GOAL »
Pictures do not belong in the copy; restate the records below word for word.

[start]

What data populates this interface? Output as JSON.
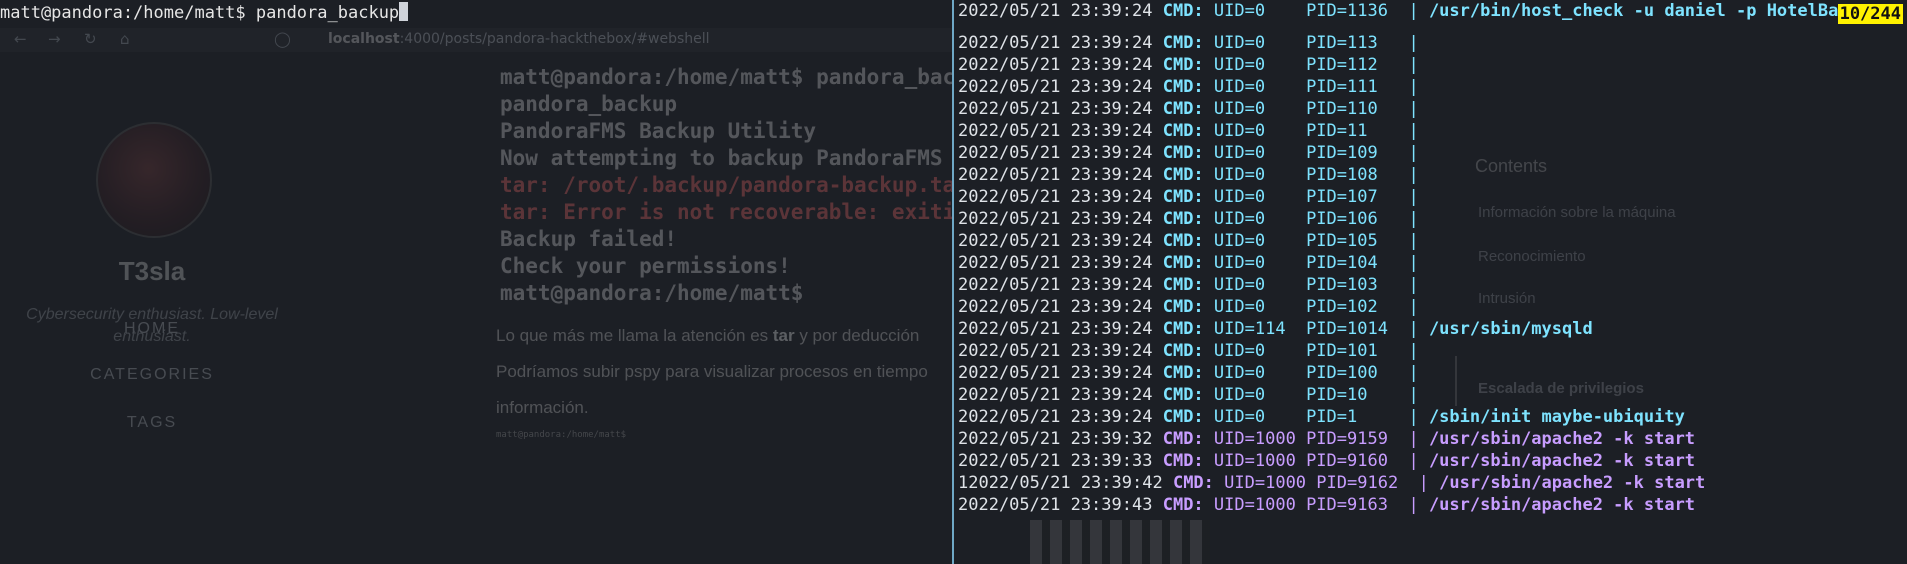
{
  "left_terminal": {
    "prompt": "matt@pandora:/home/matt$ pandora_backup"
  },
  "browser": {
    "url_host": "localhost",
    "url_path": ":4000/posts/pandora-hackthebox/#webshell",
    "zoom": "120%"
  },
  "profile": {
    "name": "T3sla",
    "tagline": "Cybersecurity enthusiast. Low-level enthusiast.",
    "nav": [
      "HOME",
      "CATEGORIES",
      "TAGS"
    ]
  },
  "post": {
    "code_lines": [
      "matt@pandora:/home/matt$ pandora_backup",
      "pandora_backup",
      "PandoraFMS Backup Utility",
      "Now attempting to backup PandoraFMS c",
      "tar: /root/.backup/pandora-backup.tar",
      "tar: Error is not recoverable: exitin",
      "Backup failed!",
      "Check your permissions!",
      "matt@pandora:/home/matt$"
    ],
    "paragraph_1a": "Lo que más me llama la atención es ",
    "paragraph_1b": "tar",
    "paragraph_1c": " y por deducción",
    "paragraph_2": "Podríamos subir pspy para visualizar procesos en tiempo",
    "paragraph_3": "información.",
    "small_prompt": "matt@pandora:/home/matt$"
  },
  "toc": {
    "title": "Contents",
    "items": [
      "Información sobre la máquina",
      "Reconocimiento",
      "Intrusión",
      "Escalada de privilegios"
    ]
  },
  "pspy": {
    "scroll_position": "10/244",
    "lines": [
      {
        "ts": "2022/05/21 23:39:24",
        "tag": "CMD:",
        "uid": "UID=0   ",
        "pid": "PID=1136 ",
        "cmd": "/usr/bin/host_check -u daniel -p HotelBa",
        "kind": "root"
      },
      {
        "gap": true
      },
      {
        "ts": "2022/05/21 23:39:24",
        "tag": "CMD:",
        "uid": "UID=0   ",
        "pid": "PID=113  ",
        "cmd": "",
        "kind": "root"
      },
      {
        "ts": "2022/05/21 23:39:24",
        "tag": "CMD:",
        "uid": "UID=0   ",
        "pid": "PID=112  ",
        "cmd": "",
        "kind": "root"
      },
      {
        "ts": "2022/05/21 23:39:24",
        "tag": "CMD:",
        "uid": "UID=0   ",
        "pid": "PID=111  ",
        "cmd": "",
        "kind": "root"
      },
      {
        "ts": "2022/05/21 23:39:24",
        "tag": "CMD:",
        "uid": "UID=0   ",
        "pid": "PID=110  ",
        "cmd": "",
        "kind": "root"
      },
      {
        "ts": "2022/05/21 23:39:24",
        "tag": "CMD:",
        "uid": "UID=0   ",
        "pid": "PID=11   ",
        "cmd": "",
        "kind": "root"
      },
      {
        "ts": "2022/05/21 23:39:24",
        "tag": "CMD:",
        "uid": "UID=0   ",
        "pid": "PID=109  ",
        "cmd": "",
        "kind": "root"
      },
      {
        "ts": "2022/05/21 23:39:24",
        "tag": "CMD:",
        "uid": "UID=0   ",
        "pid": "PID=108  ",
        "cmd": "",
        "kind": "root"
      },
      {
        "ts": "2022/05/21 23:39:24",
        "tag": "CMD:",
        "uid": "UID=0   ",
        "pid": "PID=107  ",
        "cmd": "",
        "kind": "root"
      },
      {
        "ts": "2022/05/21 23:39:24",
        "tag": "CMD:",
        "uid": "UID=0   ",
        "pid": "PID=106  ",
        "cmd": "",
        "kind": "root"
      },
      {
        "ts": "2022/05/21 23:39:24",
        "tag": "CMD:",
        "uid": "UID=0   ",
        "pid": "PID=105  ",
        "cmd": "",
        "kind": "root"
      },
      {
        "ts": "2022/05/21 23:39:24",
        "tag": "CMD:",
        "uid": "UID=0   ",
        "pid": "PID=104  ",
        "cmd": "",
        "kind": "root"
      },
      {
        "ts": "2022/05/21 23:39:24",
        "tag": "CMD:",
        "uid": "UID=0   ",
        "pid": "PID=103  ",
        "cmd": "",
        "kind": "root"
      },
      {
        "ts": "2022/05/21 23:39:24",
        "tag": "CMD:",
        "uid": "UID=0   ",
        "pid": "PID=102  ",
        "cmd": "",
        "kind": "root"
      },
      {
        "ts": "2022/05/21 23:39:24",
        "tag": "CMD:",
        "uid": "UID=114 ",
        "pid": "PID=1014 ",
        "cmd": "/usr/sbin/mysqld",
        "kind": "root"
      },
      {
        "ts": "2022/05/21 23:39:24",
        "tag": "CMD:",
        "uid": "UID=0   ",
        "pid": "PID=101  ",
        "cmd": "",
        "kind": "root"
      },
      {
        "ts": "2022/05/21 23:39:24",
        "tag": "CMD:",
        "uid": "UID=0   ",
        "pid": "PID=100  ",
        "cmd": "",
        "kind": "root"
      },
      {
        "ts": "2022/05/21 23:39:24",
        "tag": "CMD:",
        "uid": "UID=0   ",
        "pid": "PID=10   ",
        "cmd": "",
        "kind": "root"
      },
      {
        "ts": "2022/05/21 23:39:24",
        "tag": "CMD:",
        "uid": "UID=0   ",
        "pid": "PID=1    ",
        "cmd": "/sbin/init maybe-ubiquity",
        "kind": "root"
      },
      {
        "ts": "2022/05/21 23:39:32",
        "tag": "CMD:",
        "uid": "UID=1000",
        "pid": "PID=9159 ",
        "cmd": "/usr/sbin/apache2 -k start",
        "kind": "user"
      },
      {
        "ts": "2022/05/21 23:39:33",
        "tag": "CMD:",
        "uid": "UID=1000",
        "pid": "PID=9160 ",
        "cmd": "/usr/sbin/apache2 -k start",
        "kind": "user"
      },
      {
        "ts": "12022/05/21 23:39:42",
        "tag": "CMD:",
        "uid": "UID=1000",
        "pid": "PID=9162 ",
        "cmd": "/usr/sbin/apache2 -k start",
        "kind": "user"
      },
      {
        "ts": "2022/05/21 23:39:43",
        "tag": "CMD:",
        "uid": "UID=1000",
        "pid": "PID=9163 ",
        "cmd": "/usr/sbin/apache2 -k start",
        "kind": "user"
      }
    ]
  }
}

[end]

RESULT FOR THIS EXERCISE »
What data populates this interface? Output as JSON.
{
  "left_terminal": {
    "prompt": "matt@pandora:/home/matt$ pandora_backup"
  },
  "browser": {
    "url_host": "localhost",
    "url_path": ":4000/posts/pandora-hackthebox/#webshell",
    "zoom": "120%"
  },
  "profile": {
    "name": "T3sla",
    "tagline": "Cybersecurity enthusiast. Low-level enthusiast.",
    "nav": [
      "HOME",
      "CATEGORIES",
      "TAGS"
    ]
  },
  "post": {
    "code_lines": [
      "matt@pandora:/home/matt$ pandora_backup",
      "pandora_backup",
      "PandoraFMS Backup Utility",
      "Now attempting to backup PandoraFMS c",
      "tar: /root/.backup/pandora-backup.tar",
      "tar: Error is not recoverable: exitin",
      "Backup failed!",
      "Check your permissions!",
      "matt@pandora:/home/matt$"
    ],
    "paragraph_1a": "Lo que más me llama la atención es ",
    "paragraph_1b": "tar",
    "paragraph_1c": " y por deducción",
    "paragraph_2": "Podríamos subir pspy para visualizar procesos en tiempo",
    "paragraph_3": "información.",
    "small_prompt": "matt@pandora:/home/matt$"
  },
  "toc": {
    "title": "Contents",
    "items": [
      "Información sobre la máquina",
      "Reconocimiento",
      "Intrusión",
      "Escalada de privilegios"
    ]
  },
  "pspy": {
    "scroll_position": "10/244",
    "lines": [
      {
        "ts": "2022/05/21 23:39:24",
        "tag": "CMD:",
        "uid": "UID=0   ",
        "pid": "PID=1136 ",
        "cmd": "/usr/bin/host_check -u daniel -p HotelBa",
        "kind": "root"
      },
      {
        "gap": true
      },
      {
        "ts": "2022/05/21 23:39:24",
        "tag": "CMD:",
        "uid": "UID=0   ",
        "pid": "PID=113  ",
        "cmd": "",
        "kind": "root"
      },
      {
        "ts": "2022/05/21 23:39:24",
        "tag": "CMD:",
        "uid": "UID=0   ",
        "pid": "PID=112  ",
        "cmd": "",
        "kind": "root"
      },
      {
        "ts": "2022/05/21 23:39:24",
        "tag": "CMD:",
        "uid": "UID=0   ",
        "pid": "PID=111  ",
        "cmd": "",
        "kind": "root"
      },
      {
        "ts": "2022/05/21 23:39:24",
        "tag": "CMD:",
        "uid": "UID=0   ",
        "pid": "PID=110  ",
        "cmd": "",
        "kind": "root"
      },
      {
        "ts": "2022/05/21 23:39:24",
        "tag": "CMD:",
        "uid": "UID=0   ",
        "pid": "PID=11   ",
        "cmd": "",
        "kind": "root"
      },
      {
        "ts": "2022/05/21 23:39:24",
        "tag": "CMD:",
        "uid": "UID=0   ",
        "pid": "PID=109  ",
        "cmd": "",
        "kind": "root"
      },
      {
        "ts": "2022/05/21 23:39:24",
        "tag": "CMD:",
        "uid": "UID=0   ",
        "pid": "PID=108  ",
        "cmd": "",
        "kind": "root"
      },
      {
        "ts": "2022/05/21 23:39:24",
        "tag": "CMD:",
        "uid": "UID=0   ",
        "pid": "PID=107  ",
        "cmd": "",
        "kind": "root"
      },
      {
        "ts": "2022/05/21 23:39:24",
        "tag": "CMD:",
        "uid": "UID=0   ",
        "pid": "PID=106  ",
        "cmd": "",
        "kind": "root"
      },
      {
        "ts": "2022/05/21 23:39:24",
        "tag": "CMD:",
        "uid": "UID=0   ",
        "pid": "PID=105  ",
        "cmd": "",
        "kind": "root"
      },
      {
        "ts": "2022/05/21 23:39:24",
        "tag": "CMD:",
        "uid": "UID=0   ",
        "pid": "PID=104  ",
        "cmd": "",
        "kind": "root"
      },
      {
        "ts": "2022/05/21 23:39:24",
        "tag": "CMD:",
        "uid": "UID=0   ",
        "pid": "PID=103  ",
        "cmd": "",
        "kind": "root"
      },
      {
        "ts": "2022/05/21 23:39:24",
        "tag": "CMD:",
        "uid": "UID=0   ",
        "pid": "PID=102  ",
        "cmd": "",
        "kind": "root"
      },
      {
        "ts": "2022/05/21 23:39:24",
        "tag": "CMD:",
        "uid": "UID=114 ",
        "pid": "PID=1014 ",
        "cmd": "/usr/sbin/mysqld",
        "kind": "root"
      },
      {
        "ts": "2022/05/21 23:39:24",
        "tag": "CMD:",
        "uid": "UID=0   ",
        "pid": "PID=101  ",
        "cmd": "",
        "kind": "root"
      },
      {
        "ts": "2022/05/21 23:39:24",
        "tag": "CMD:",
        "uid": "UID=0   ",
        "pid": "PID=100  ",
        "cmd": "",
        "kind": "root"
      },
      {
        "ts": "2022/05/21 23:39:24",
        "tag": "CMD:",
        "uid": "UID=0   ",
        "pid": "PID=10   ",
        "cmd": "",
        "kind": "root"
      },
      {
        "ts": "2022/05/21 23:39:24",
        "tag": "CMD:",
        "uid": "UID=0   ",
        "pid": "PID=1    ",
        "cmd": "/sbin/init maybe-ubiquity",
        "kind": "root"
      },
      {
        "ts": "2022/05/21 23:39:32",
        "tag": "CMD:",
        "uid": "UID=1000",
        "pid": "PID=9159 ",
        "cmd": "/usr/sbin/apache2 -k start",
        "kind": "user"
      },
      {
        "ts": "2022/05/21 23:39:33",
        "tag": "CMD:",
        "uid": "UID=1000",
        "pid": "PID=9160 ",
        "cmd": "/usr/sbin/apache2 -k start",
        "kind": "user"
      },
      {
        "ts": "12022/05/21 23:39:42",
        "tag": "CMD:",
        "uid": "UID=1000",
        "pid": "PID=9162 ",
        "cmd": "/usr/sbin/apache2 -k start",
        "kind": "user"
      },
      {
        "ts": "2022/05/21 23:39:43",
        "tag": "CMD:",
        "uid": "UID=1000",
        "pid": "PID=9163 ",
        "cmd": "/usr/sbin/apache2 -k start",
        "kind": "user"
      }
    ]
  }
}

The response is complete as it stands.